> _What is expected_:
The records below hold pictures; please leave those out and retype the rest exactly.

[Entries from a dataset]
--- start ---
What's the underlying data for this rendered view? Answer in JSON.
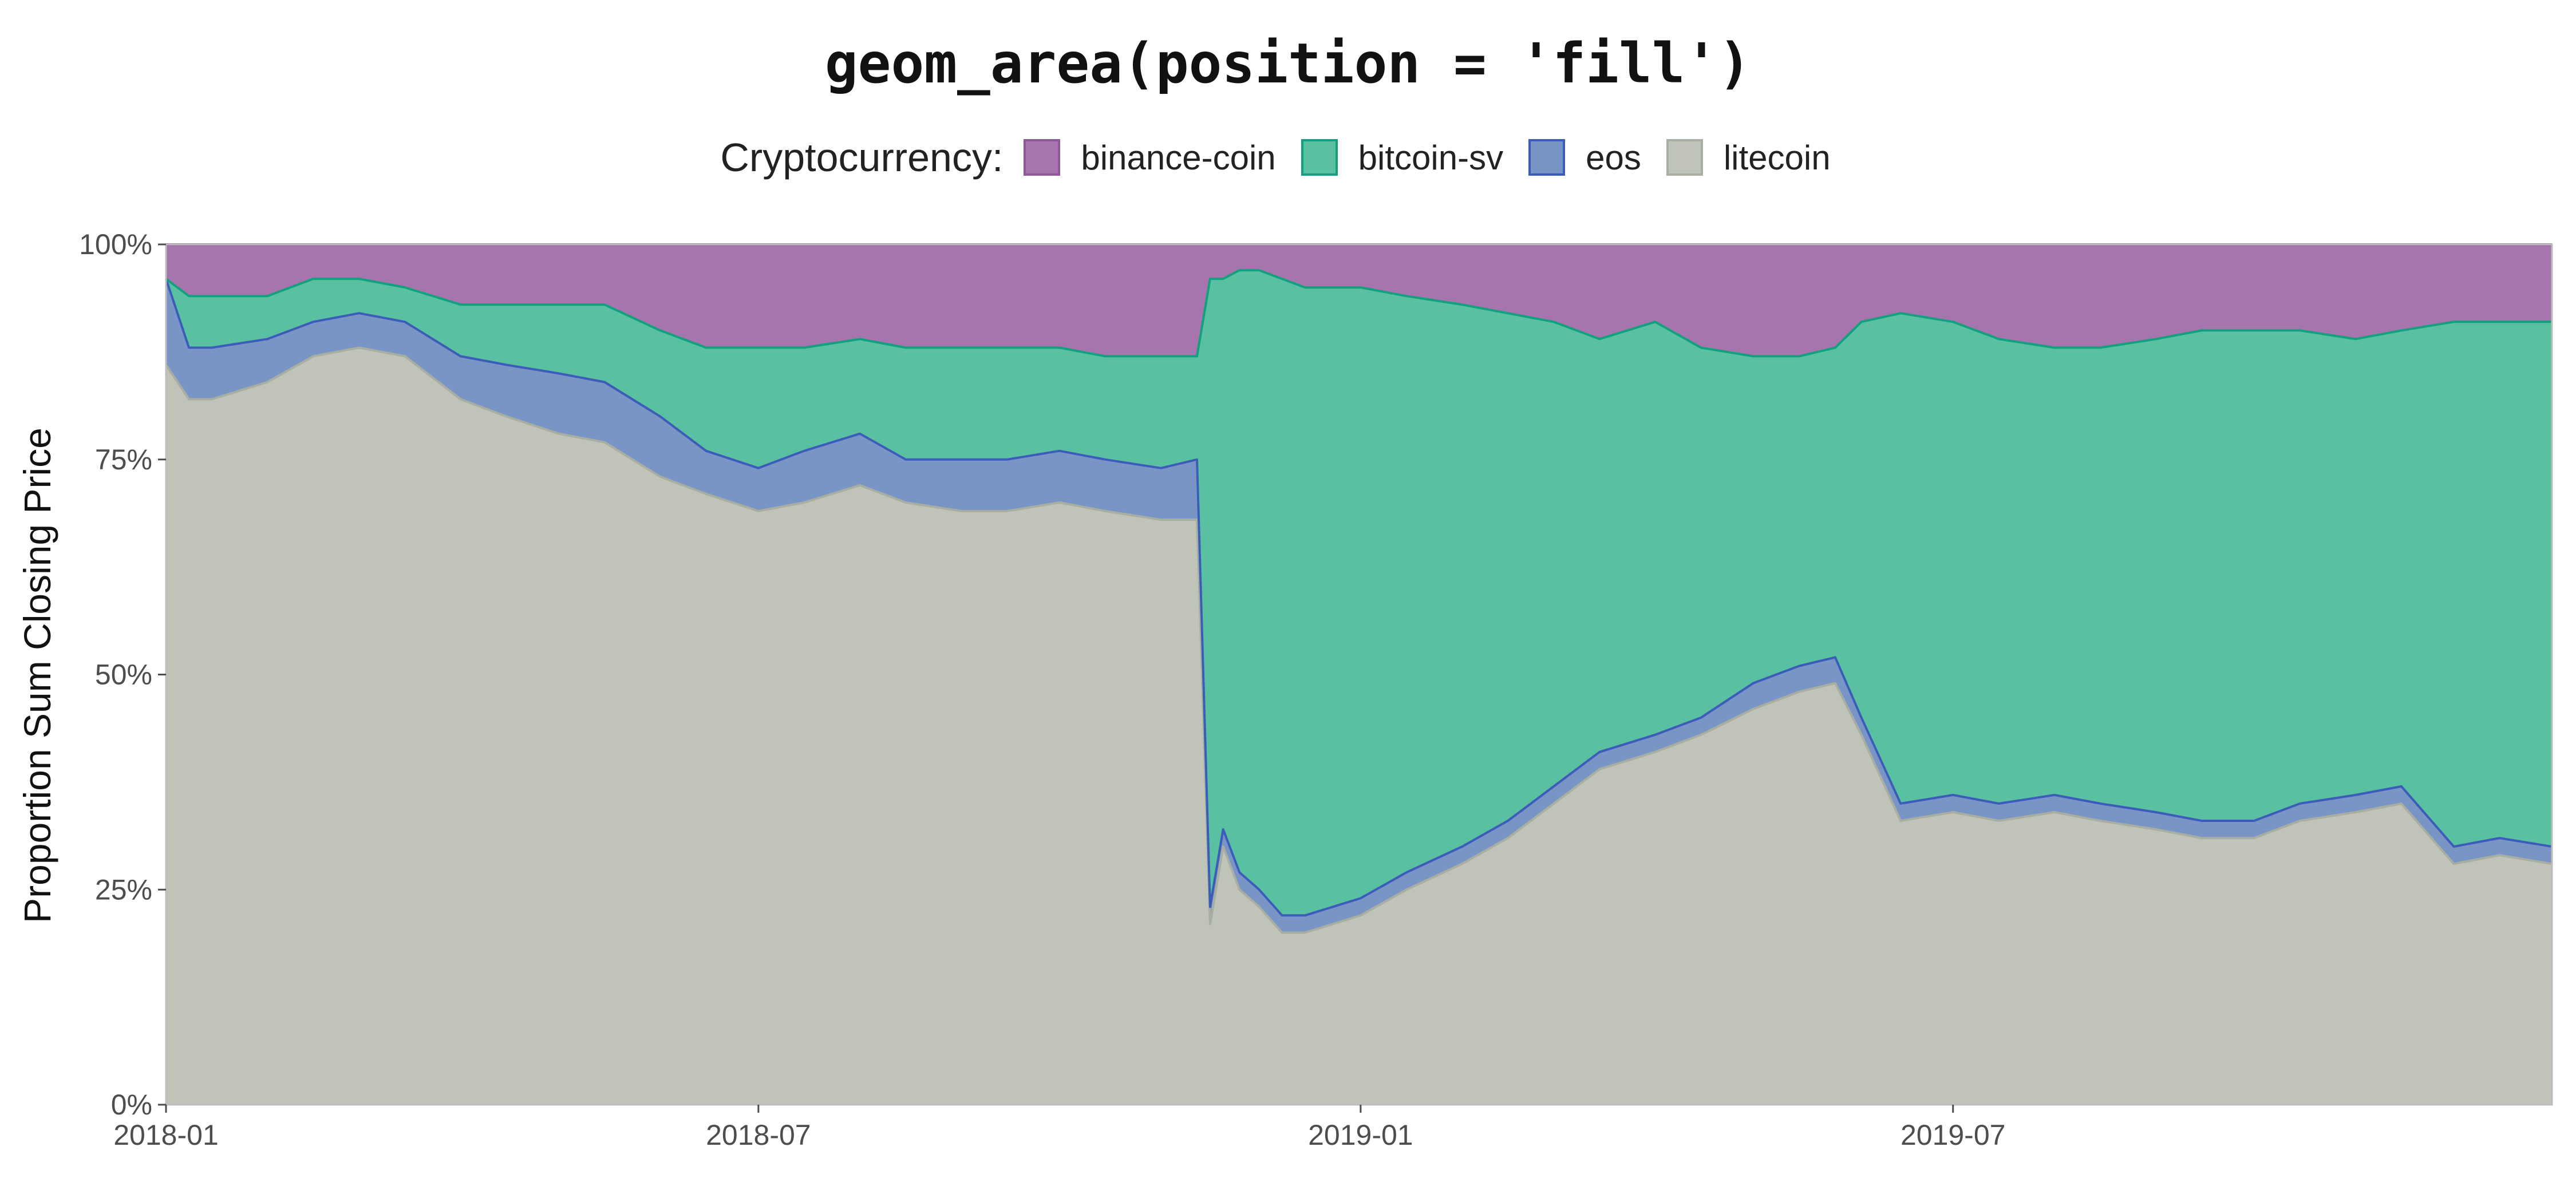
{
  "chart_data": {
    "type": "area",
    "title": "geom_area(position = 'fill')",
    "xlabel": "",
    "ylabel": "Proportion Sum Closing Price",
    "legend_title": "Cryptocurrency:",
    "legend_position": "top",
    "stacking": "fill",
    "x_range": [
      "2018-01-01",
      "2019-12-31"
    ],
    "ylim": [
      0,
      1
    ],
    "x_ticks": [
      {
        "date": "2018-01-01",
        "label": "2018-01"
      },
      {
        "date": "2018-07-01",
        "label": "2018-07"
      },
      {
        "date": "2019-01-01",
        "label": "2019-01"
      },
      {
        "date": "2019-07-01",
        "label": "2019-07"
      }
    ],
    "y_ticks": [
      {
        "value": 0,
        "label": "0%"
      },
      {
        "value": 0.25,
        "label": "25%"
      },
      {
        "value": 0.5,
        "label": "50%"
      },
      {
        "value": 0.75,
        "label": "75%"
      },
      {
        "value": 1,
        "label": "100%"
      }
    ],
    "x": [
      "2018-01-01",
      "2018-01-08",
      "2018-01-15",
      "2018-02-01",
      "2018-02-15",
      "2018-03-01",
      "2018-03-15",
      "2018-04-01",
      "2018-04-15",
      "2018-05-01",
      "2018-05-15",
      "2018-06-01",
      "2018-06-15",
      "2018-07-01",
      "2018-07-15",
      "2018-08-01",
      "2018-08-15",
      "2018-09-01",
      "2018-09-15",
      "2018-10-01",
      "2018-10-15",
      "2018-11-01",
      "2018-11-12",
      "2018-11-16",
      "2018-11-20",
      "2018-11-25",
      "2018-12-01",
      "2018-12-08",
      "2018-12-15",
      "2019-01-01",
      "2019-01-15",
      "2019-02-01",
      "2019-02-15",
      "2019-03-01",
      "2019-03-15",
      "2019-04-01",
      "2019-04-15",
      "2019-05-01",
      "2019-05-15",
      "2019-05-26",
      "2019-06-03",
      "2019-06-15",
      "2019-07-01",
      "2019-07-15",
      "2019-08-01",
      "2019-08-15",
      "2019-09-01",
      "2019-09-15",
      "2019-10-01",
      "2019-10-15",
      "2019-11-01",
      "2019-11-15",
      "2019-12-01",
      "2019-12-15",
      "2019-12-31"
    ],
    "series": [
      {
        "name": "litecoin",
        "color": "#C0C3B8",
        "line": "#A9AEA3",
        "values": [
          0.86,
          0.82,
          0.82,
          0.84,
          0.87,
          0.88,
          0.87,
          0.82,
          0.8,
          0.78,
          0.77,
          0.73,
          0.71,
          0.69,
          0.7,
          0.72,
          0.7,
          0.69,
          0.69,
          0.7,
          0.69,
          0.68,
          0.68,
          0.21,
          0.3,
          0.25,
          0.23,
          0.2,
          0.2,
          0.22,
          0.25,
          0.28,
          0.31,
          0.35,
          0.39,
          0.41,
          0.43,
          0.46,
          0.48,
          0.49,
          0.43,
          0.33,
          0.34,
          0.33,
          0.34,
          0.33,
          0.32,
          0.31,
          0.31,
          0.33,
          0.34,
          0.35,
          0.28,
          0.29,
          0.28
        ]
      },
      {
        "name": "eos",
        "color": "#7995C6",
        "line": "#3B5CB8",
        "values": [
          0.1,
          0.06,
          0.06,
          0.05,
          0.04,
          0.04,
          0.04,
          0.05,
          0.06,
          0.07,
          0.07,
          0.07,
          0.05,
          0.05,
          0.06,
          0.06,
          0.05,
          0.06,
          0.06,
          0.06,
          0.06,
          0.06,
          0.07,
          0.02,
          0.02,
          0.02,
          0.02,
          0.02,
          0.02,
          0.02,
          0.02,
          0.02,
          0.02,
          0.02,
          0.02,
          0.02,
          0.02,
          0.03,
          0.03,
          0.03,
          0.02,
          0.02,
          0.02,
          0.02,
          0.02,
          0.02,
          0.02,
          0.02,
          0.02,
          0.02,
          0.02,
          0.02,
          0.02,
          0.02,
          0.02
        ]
      },
      {
        "name": "bitcoin-sv",
        "color": "#59C1A1",
        "line": "#13A07E",
        "values": [
          0,
          0.06,
          0.06,
          0.05,
          0.05,
          0.04,
          0.04,
          0.06,
          0.07,
          0.08,
          0.09,
          0.1,
          0.12,
          0.14,
          0.12,
          0.11,
          0.13,
          0.13,
          0.13,
          0.12,
          0.12,
          0.13,
          0.12,
          0.73,
          0.64,
          0.7,
          0.72,
          0.74,
          0.73,
          0.71,
          0.67,
          0.63,
          0.59,
          0.54,
          0.48,
          0.48,
          0.43,
          0.38,
          0.36,
          0.36,
          0.46,
          0.57,
          0.55,
          0.54,
          0.52,
          0.53,
          0.55,
          0.57,
          0.57,
          0.55,
          0.53,
          0.53,
          0.61,
          0.6,
          0.61
        ]
      },
      {
        "name": "binance-coin",
        "color": "#A675AE",
        "line": "#8E5A98",
        "values": [
          0.04,
          0.06,
          0.06,
          0.06,
          0.04,
          0.04,
          0.05,
          0.07,
          0.07,
          0.07,
          0.07,
          0.1,
          0.12,
          0.12,
          0.12,
          0.11,
          0.12,
          0.12,
          0.12,
          0.12,
          0.13,
          0.13,
          0.13,
          0.04,
          0.04,
          0.03,
          0.03,
          0.04,
          0.05,
          0.05,
          0.06,
          0.07,
          0.08,
          0.09,
          0.11,
          0.09,
          0.12,
          0.13,
          0.13,
          0.12,
          0.09,
          0.08,
          0.09,
          0.11,
          0.12,
          0.12,
          0.11,
          0.1,
          0.1,
          0.1,
          0.11,
          0.1,
          0.09,
          0.09,
          0.09
        ]
      }
    ]
  }
}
--- end ---
> _Result_:
What's the underlying data for this rendered view? Answer in JSON.
{
  "chart_data": {
    "type": "area",
    "title": "geom_area(position = 'fill')",
    "xlabel": "",
    "ylabel": "Proportion Sum Closing Price",
    "legend_title": "Cryptocurrency:",
    "legend_position": "top",
    "stacking": "fill",
    "x_range": [
      "2018-01-01",
      "2019-12-31"
    ],
    "ylim": [
      0,
      1
    ],
    "x_ticks": [
      {
        "date": "2018-01-01",
        "label": "2018-01"
      },
      {
        "date": "2018-07-01",
        "label": "2018-07"
      },
      {
        "date": "2019-01-01",
        "label": "2019-01"
      },
      {
        "date": "2019-07-01",
        "label": "2019-07"
      }
    ],
    "y_ticks": [
      {
        "value": 0,
        "label": "0%"
      },
      {
        "value": 0.25,
        "label": "25%"
      },
      {
        "value": 0.5,
        "label": "50%"
      },
      {
        "value": 0.75,
        "label": "75%"
      },
      {
        "value": 1,
        "label": "100%"
      }
    ],
    "x": [
      "2018-01-01",
      "2018-01-08",
      "2018-01-15",
      "2018-02-01",
      "2018-02-15",
      "2018-03-01",
      "2018-03-15",
      "2018-04-01",
      "2018-04-15",
      "2018-05-01",
      "2018-05-15",
      "2018-06-01",
      "2018-06-15",
      "2018-07-01",
      "2018-07-15",
      "2018-08-01",
      "2018-08-15",
      "2018-09-01",
      "2018-09-15",
      "2018-10-01",
      "2018-10-15",
      "2018-11-01",
      "2018-11-12",
      "2018-11-16",
      "2018-11-20",
      "2018-11-25",
      "2018-12-01",
      "2018-12-08",
      "2018-12-15",
      "2019-01-01",
      "2019-01-15",
      "2019-02-01",
      "2019-02-15",
      "2019-03-01",
      "2019-03-15",
      "2019-04-01",
      "2019-04-15",
      "2019-05-01",
      "2019-05-15",
      "2019-05-26",
      "2019-06-03",
      "2019-06-15",
      "2019-07-01",
      "2019-07-15",
      "2019-08-01",
      "2019-08-15",
      "2019-09-01",
      "2019-09-15",
      "2019-10-01",
      "2019-10-15",
      "2019-11-01",
      "2019-11-15",
      "2019-12-01",
      "2019-12-15",
      "2019-12-31"
    ],
    "series": [
      {
        "name": "litecoin",
        "color": "#C0C3B8",
        "line": "#A9AEA3",
        "values": [
          0.86,
          0.82,
          0.82,
          0.84,
          0.87,
          0.88,
          0.87,
          0.82,
          0.8,
          0.78,
          0.77,
          0.73,
          0.71,
          0.69,
          0.7,
          0.72,
          0.7,
          0.69,
          0.69,
          0.7,
          0.69,
          0.68,
          0.68,
          0.21,
          0.3,
          0.25,
          0.23,
          0.2,
          0.2,
          0.22,
          0.25,
          0.28,
          0.31,
          0.35,
          0.39,
          0.41,
          0.43,
          0.46,
          0.48,
          0.49,
          0.43,
          0.33,
          0.34,
          0.33,
          0.34,
          0.33,
          0.32,
          0.31,
          0.31,
          0.33,
          0.34,
          0.35,
          0.28,
          0.29,
          0.28
        ]
      },
      {
        "name": "eos",
        "color": "#7995C6",
        "line": "#3B5CB8",
        "values": [
          0.1,
          0.06,
          0.06,
          0.05,
          0.04,
          0.04,
          0.04,
          0.05,
          0.06,
          0.07,
          0.07,
          0.07,
          0.05,
          0.05,
          0.06,
          0.06,
          0.05,
          0.06,
          0.06,
          0.06,
          0.06,
          0.06,
          0.07,
          0.02,
          0.02,
          0.02,
          0.02,
          0.02,
          0.02,
          0.02,
          0.02,
          0.02,
          0.02,
          0.02,
          0.02,
          0.02,
          0.02,
          0.03,
          0.03,
          0.03,
          0.02,
          0.02,
          0.02,
          0.02,
          0.02,
          0.02,
          0.02,
          0.02,
          0.02,
          0.02,
          0.02,
          0.02,
          0.02,
          0.02,
          0.02
        ]
      },
      {
        "name": "bitcoin-sv",
        "color": "#59C1A1",
        "line": "#13A07E",
        "values": [
          0,
          0.06,
          0.06,
          0.05,
          0.05,
          0.04,
          0.04,
          0.06,
          0.07,
          0.08,
          0.09,
          0.1,
          0.12,
          0.14,
          0.12,
          0.11,
          0.13,
          0.13,
          0.13,
          0.12,
          0.12,
          0.13,
          0.12,
          0.73,
          0.64,
          0.7,
          0.72,
          0.74,
          0.73,
          0.71,
          0.67,
          0.63,
          0.59,
          0.54,
          0.48,
          0.48,
          0.43,
          0.38,
          0.36,
          0.36,
          0.46,
          0.57,
          0.55,
          0.54,
          0.52,
          0.53,
          0.55,
          0.57,
          0.57,
          0.55,
          0.53,
          0.53,
          0.61,
          0.6,
          0.61
        ]
      },
      {
        "name": "binance-coin",
        "color": "#A675AE",
        "line": "#8E5A98",
        "values": [
          0.04,
          0.06,
          0.06,
          0.06,
          0.04,
          0.04,
          0.05,
          0.07,
          0.07,
          0.07,
          0.07,
          0.1,
          0.12,
          0.12,
          0.12,
          0.11,
          0.12,
          0.12,
          0.12,
          0.12,
          0.13,
          0.13,
          0.13,
          0.04,
          0.04,
          0.03,
          0.03,
          0.04,
          0.05,
          0.05,
          0.06,
          0.07,
          0.08,
          0.09,
          0.11,
          0.09,
          0.12,
          0.13,
          0.13,
          0.12,
          0.09,
          0.08,
          0.09,
          0.11,
          0.12,
          0.12,
          0.11,
          0.1,
          0.1,
          0.1,
          0.11,
          0.1,
          0.09,
          0.09,
          0.09
        ]
      }
    ]
  }
}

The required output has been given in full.